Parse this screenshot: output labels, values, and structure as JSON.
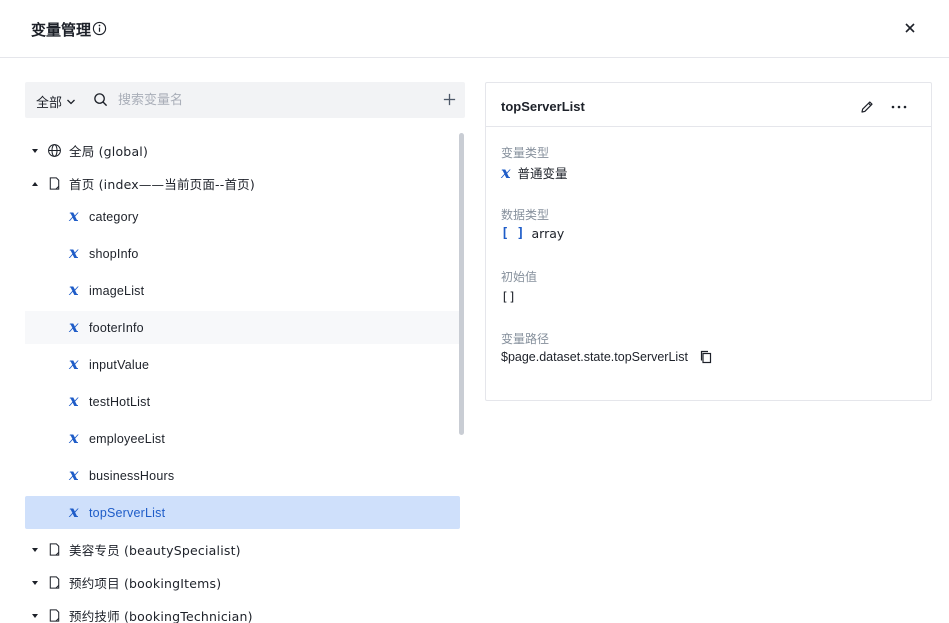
{
  "header": {
    "title": "变量管理"
  },
  "search": {
    "scope_label": "全部",
    "placeholder": "搜索变量名"
  },
  "tree": {
    "groups": [
      {
        "label": "全局 (global)"
      },
      {
        "label": "首页 (index——当前页面--首页)"
      },
      {
        "label": "美容专员 (beautySpecialist)"
      },
      {
        "label": "预约项目 (bookingItems)"
      },
      {
        "label": "预约技师 (bookingTechnician)"
      }
    ],
    "variables": [
      {
        "label": "category"
      },
      {
        "label": "shopInfo"
      },
      {
        "label": "imageList"
      },
      {
        "label": "footerInfo"
      },
      {
        "label": "inputValue"
      },
      {
        "label": "testHotList"
      },
      {
        "label": "employeeList"
      },
      {
        "label": "businessHours"
      },
      {
        "label": "topServerList"
      }
    ]
  },
  "detail": {
    "title": "topServerList",
    "var_type_label": "变量类型",
    "var_type_value": "普通变量",
    "data_type_label": "数据类型",
    "data_type_value": "array",
    "initial_label": "初始值",
    "initial_value": "[]",
    "path_label": "变量路径",
    "path_value": "$page.dataset.state.topServerList"
  },
  "colors": {
    "accent": "#1e5cc8",
    "selected_bg": "#cfe0fb",
    "muted_text": "#86909c",
    "border": "#e5e6eb",
    "search_bg": "#f2f3f5"
  }
}
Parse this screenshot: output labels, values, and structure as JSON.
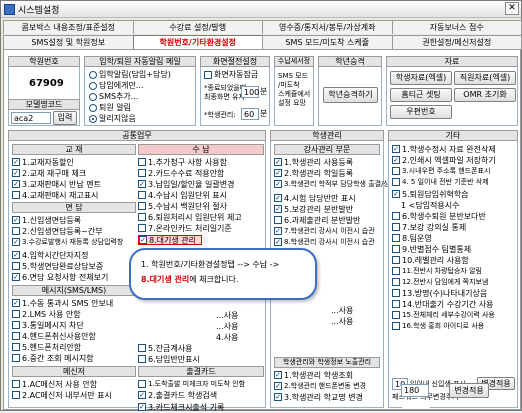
{
  "window": {
    "title": "시스템설정"
  },
  "tabs_row1": [
    "콤보박스 내용조정/표준설정",
    "수강료 설정/발행",
    "영수증/통지서/봉투/가상계좌",
    "자동보너스 점수"
  ],
  "tabs_row2": [
    "SMS설정 및 학원정보",
    "학원번호/기타환경설정",
    "SMS 모드/미도착 스케쥴",
    "권한설정/메신저설정"
  ],
  "active_tab_index": 1,
  "top": {
    "academy_no": {
      "head": "학원번호",
      "value": "67909",
      "model_code_label": "모델명코드",
      "model_code_value": "aca2",
      "input_button": "입력"
    },
    "entry": {
      "head": "입학/퇴원 자동알림 메일",
      "radios": [
        "입학알림(담임+담당)",
        "담임에게만...",
        "SMS추가...",
        "퇴원 알림",
        "알리지않음"
      ],
      "selected_index": 4
    },
    "screen_save": {
      "head": "화면절전설정",
      "auto_end_label": "화면자동잠금",
      "recent_label": "*종료되었을때",
      "recent_label2": "최종화면 유지",
      "minutes_value": "100",
      "minutes_unit": "분",
      "count_label": "*학생관리:",
      "count_value": "60",
      "count_unit": "분"
    },
    "check_setting": {
      "head": "수납세서정",
      "lines": [
        "SMS 모드",
        "/미도착",
        "스케쥴에서",
        "설정 요망"
      ]
    },
    "grade": {
      "head": "학년승격",
      "button": "학년승격하기"
    },
    "data": {
      "head": "자료",
      "buttons": [
        "학생자료(엑셀)",
        "직원자료(엑셀)",
        "홈티근 셋팅",
        "OMR 초기화",
        "우편번호"
      ]
    }
  },
  "sections": {
    "common": {
      "head": "공통업무"
    },
    "teach": {
      "head": "교 재",
      "items": [
        "1.교재자동할인",
        "2.교재 재구매 체크",
        "3.교재판매시 반납 멘트",
        "4.교재판매시 재고표시"
      ]
    },
    "interview": {
      "head": "면 담",
      "items": [
        "1.신입생면담등록",
        "2.신입생면담등록~간부",
        "3.수강료발행시 재등록 상담입력창",
        "4.입학시간단자지정",
        "5.학생면담완료상담보증",
        "6.면담 요청사항 전체보기"
      ]
    },
    "message": {
      "head": "메시지(SMS/LMS)",
      "items": [
        "1.수동 통과시 SMS 안보내",
        "2.LMS 사용 안함",
        "3.통일메시지 차단",
        "4.핸드폰취신사용안함",
        "5.핸드폰처리안함",
        "6.중간 조회 메시지함"
      ]
    },
    "messenger": {
      "head": "메신저",
      "items": [
        "1.AC메신저 사용 안함",
        "2.AC메신저 내부서만 표시"
      ]
    },
    "payment": {
      "head": "수 납",
      "items": [
        "1.추가청구 사항 사용함",
        "2.카드수수료 적용안함",
        "3.납입일/할인율 일괄변경",
        "4.수납시 입원단위 표시",
        "5.수납시 백원단위 절사",
        "6.퇴원처리시 입원단위 제고",
        "7.온라인카드 처리일기준",
        "8.대기생 관리"
      ]
    },
    "payment_more": {
      "items": [
        "...사용",
        "...사용",
        "4.사용",
        "5.잔금계사용",
        "6.담임반만표시"
      ]
    },
    "attendance": {
      "head": "출결카드",
      "items": [
        "1.도착출발 미체크자 미도착 안함",
        "2.출결카드 학생검색",
        "3.카드체크시출석 기록",
        "4.모바일 출석기록시 즉시 SMS"
      ]
    },
    "student_mgmt": {
      "head": "학생관리"
    },
    "teacher": {
      "head": "강사관리 부문",
      "items": [
        "1.학생관리 사용등록",
        "2.학생관리 학일등록",
        "3.학생관리 학적부 담당학생 출결/상담 자동 모양",
        "4.시험 담당반만 표시",
        "5.보강관리 분반발반",
        "6.과제출관리 분반발반",
        "7.학생관리 강사시 이전시 습관",
        "8.학생관리 강사시 이전시 습관"
      ]
    },
    "student_side": {
      "items": [
        "...",
        "...",
        "...사용",
        "...사용"
      ]
    },
    "teacher_admin": {
      "head": "학생관리와 학생정보 노출관리",
      "items": [
        "1.학생관리 학생조회",
        "2.학생관리 핸드폰변동 변경",
        "3.학생관리 학교명 변경",
        "4.학생관리 학적부 미납/수납 항목 처리",
        "5.학생관리 전화번호 숨김",
        "6.학생관리 가상계좌 표시"
      ]
    },
    "etc": {
      "head": "기타",
      "items": [
        "1.학생수정시 자료 완전삭제",
        "2.인쇄시 엑셀파일 저장하기",
        "3.시내우편 주소록 핸드폰표시",
        "4. 5 일이내 전반 기준반 삭제",
        "5.퇴원담임쉬혁학습",
        "1 <담임적용시수",
        "6.학생수퇴원 분반보다반",
        "7.보강 강의실 통제",
        "8.팀운영",
        "9.반별점수 팀별통제",
        "10.레벨관리 사용함",
        "11.전반시 차량탑승자 알림",
        "12.전반시 담임에게 쪽지보냄",
        "13.방명(수)나타내기상음",
        "14.반대출기 수강기간 사용",
        "15.전체체리 세부수강이력 사용",
        "16.학생 홍회 아이디로 사용"
      ],
      "new_student_label": "일이내 신입생 표시",
      "new_student_value": "10",
      "new_student_button": "변경적용",
      "password_label": "패스워드 의무변경주기",
      "password_value": "180",
      "password_button": "변경적용"
    }
  },
  "callout": {
    "line1": "1. 학원번호/기타환경설정탭 --> 수납 ->",
    "line2_red": "8.대기생 관리",
    "line2_rest": "에 체크합니다."
  }
}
* * * * * * * * *
The data above should be repeated exactly, minus any pictures.

Parse this screenshot: output labels, values, and structure as JSON.
{
  "header": {
    "title": "变量管理"
  },
  "search": {
    "scope_label": "全部",
    "placeholder": "搜索变量名"
  },
  "tree": {
    "groups": [
      {
        "label": "全局 (global)"
      },
      {
        "label": "首页 (index——当前页面--首页)"
      },
      {
        "label": "美容专员 (beautySpecialist)"
      },
      {
        "label": "预约项目 (bookingItems)"
      },
      {
        "label": "预约技师 (bookingTechnician)"
      }
    ],
    "variables": [
      {
        "label": "category"
      },
      {
        "label": "shopInfo"
      },
      {
        "label": "imageList"
      },
      {
        "label": "footerInfo"
      },
      {
        "label": "inputValue"
      },
      {
        "label": "testHotList"
      },
      {
        "label": "employeeList"
      },
      {
        "label": "businessHours"
      },
      {
        "label": "topServerList"
      }
    ]
  },
  "detail": {
    "title": "topServerList",
    "var_type_label": "变量类型",
    "var_type_value": "普通变量",
    "data_type_label": "数据类型",
    "data_type_value": "array",
    "initial_label": "初始值",
    "initial_value": "[]",
    "path_label": "变量路径",
    "path_value": "$page.dataset.state.topServerList"
  },
  "colors": {
    "accent": "#1e5cc8",
    "selected_bg": "#cfe0fb",
    "muted_text": "#86909c",
    "border": "#e5e6eb",
    "search_bg": "#f2f3f5"
  }
}
Parse this screenshot: output labels, values, and structure as JSON.
{
  "window": {
    "title": "시스템설정"
  },
  "tabs_row1": [
    "콤보박스 내용조정/표준설정",
    "수강료 설정/발행",
    "영수증/통지서/봉투/가상계좌",
    "자동보너스 점수"
  ],
  "tabs_row2": [
    "SMS설정 및 학원정보",
    "학원번호/기타환경설정",
    "SMS 모드/미도착 스케쥴",
    "권한설정/메신저설정"
  ],
  "active_tab_index": 1,
  "top": {
    "academy_no": {
      "head": "학원번호",
      "value": "67909",
      "model_code_label": "모델명코드",
      "model_code_value": "aca2",
      "input_button": "입력"
    },
    "entry": {
      "head": "입학/퇴원 자동알림 메일",
      "radios": [
        "입학알림(담임+담당)",
        "담임에게만...",
        "SMS추가...",
        "퇴원 알림",
        "알리지않음"
      ],
      "selected_index": 4
    },
    "screen_save": {
      "head": "화면절전설정",
      "auto_end_label": "화면자동잠금",
      "recent_label": "*종료되었을때",
      "recent_label2": "최종화면 유지",
      "minutes_value": "100",
      "minutes_unit": "분",
      "count_label": "*학생관리:",
      "count_value": "60",
      "count_unit": "분"
    },
    "check_setting": {
      "head": "수납세서정",
      "lines": [
        "SMS 모드",
        "/미도착",
        "스케쥴에서",
        "설정 요망"
      ]
    },
    "grade": {
      "head": "학년승격",
      "button": "학년승격하기"
    },
    "data": {
      "head": "자료",
      "buttons": [
        "학생자료(엑셀)",
        "직원자료(엑셀)",
        "홈티근 셋팅",
        "OMR 초기화",
        "우편번호"
      ]
    }
  },
  "sections": {
    "common": {
      "head": "공통업무"
    },
    "teach": {
      "head": "교 재",
      "items": [
        "1.교재자동할인",
        "2.교재 재구매 체크",
        "3.교재판매시 반납 멘트",
        "4.교재판매시 재고표시"
      ]
    },
    "interview": {
      "head": "면 담",
      "items": [
        "1.신입생면담등록",
        "2.신입생면담등록~간부",
        "3.수강료발행시 재등록 상담입력창",
        "4.입학시간단자지정",
        "5.학생면담완료상담보증",
        "6.면담 요청사항 전체보기"
      ]
    },
    "message": {
      "head": "메시지(SMS/LMS)",
      "items": [
        "1.수동 통과시 SMS 안보내",
        "2.LMS 사용 안함",
        "3.통일메시지 차단",
        "4.핸드폰취신사용안함",
        "5.핸드폰처리안함",
        "6.중간 조회 메시지함"
      ]
    },
    "messenger": {
      "head": "메신저",
      "items": [
        "1.AC메신저 사용 안함",
        "2.AC메신저 내부서만 표시"
      ]
    },
    "payment": {
      "head": "수 납",
      "items": [
        "1.추가청구 사항 사용함",
        "2.카드수수료 적용안함",
        "3.납입일/할인율 일괄변경",
        "4.수납시 입원단위 표시",
        "5.수납시 백원단위 절사",
        "6.퇴원처리시 입원단위 제고",
        "7.온라인카드 처리일기준",
        "8.대기생 관리"
      ]
    },
    "payment_more": {
      "items": [
        "...사용",
        "...사용",
        "4.사용",
        "5.잔금계사용",
        "6.담임반만표시"
      ]
    },
    "attendance": {
      "head": "출결카드",
      "items": [
        "1.도착출발 미체크자 미도착 안함",
        "2.출결카드 학생검색",
        "3.카드체크시출석 기록",
        "4.모바일 출석기록시 즉시 SMS"
      ]
    },
    "student_mgmt": {
      "head": "학생관리"
    },
    "teacher": {
      "head": "강사관리 부문",
      "items": [
        "1.학생관리 사용등록",
        "2.학생관리 학일등록",
        "3.학생관리 학적부 담당학생 출결/상담 자동 모양",
        "4.시험 담당반만 표시",
        "5.보강관리 분반발반",
        "6.과제출관리 분반발반",
        "7.학생관리 강사시 이전시 습관",
        "8.학생관리 강사시 이전시 습관"
      ]
    },
    "student_side": {
      "items": [
        "...",
        "...",
        "...사용",
        "...사용"
      ]
    },
    "teacher_admin": {
      "head": "학생관리와 학생정보 노출관리",
      "items": [
        "1.학생관리 학생조회",
        "2.학생관리 핸드폰변동 변경",
        "3.학생관리 학교명 변경",
        "4.학생관리 학적부 미납/수납 항목 처리",
        "5.학생관리 전화번호 숨김",
        "6.학생관리 가상계좌 표시"
      ]
    },
    "etc": {
      "head": "기타",
      "items": [
        "1.학생수정시 자료 완전삭제",
        "2.인쇄시 엑셀파일 저장하기",
        "3.시내우편 주소록 핸드폰표시",
        "4. 5 일이내 전반 기준반 삭제",
        "5.퇴원담임쉬혁학습",
        "1 <담임적용시수",
        "6.학생수퇴원 분반보다반",
        "7.보강 강의실 통제",
        "8.팀운영",
        "9.반별점수 팀별통제",
        "10.레벨관리 사용함",
        "11.전반시 차량탑승자 알림",
        "12.전반시 담임에게 쪽지보냄",
        "13.방명(수)나타내기상음",
        "14.반대출기 수강기간 사용",
        "15.전체체리 세부수강이력 사용",
        "16.학생 홍회 아이디로 사용"
      ],
      "new_student_label": "일이내 신입생 표시",
      "new_student_value": "10",
      "new_student_button": "변경적용",
      "password_label": "패스워드 의무변경주기",
      "password_value": "180",
      "password_button": "변경적용"
    }
  },
  "callout": {
    "line1": "1. 학원번호/기타환경설정탭 --> 수납 ->",
    "line2_red": "8.대기생 관리",
    "line2_rest": "에 체크합니다."
  }
}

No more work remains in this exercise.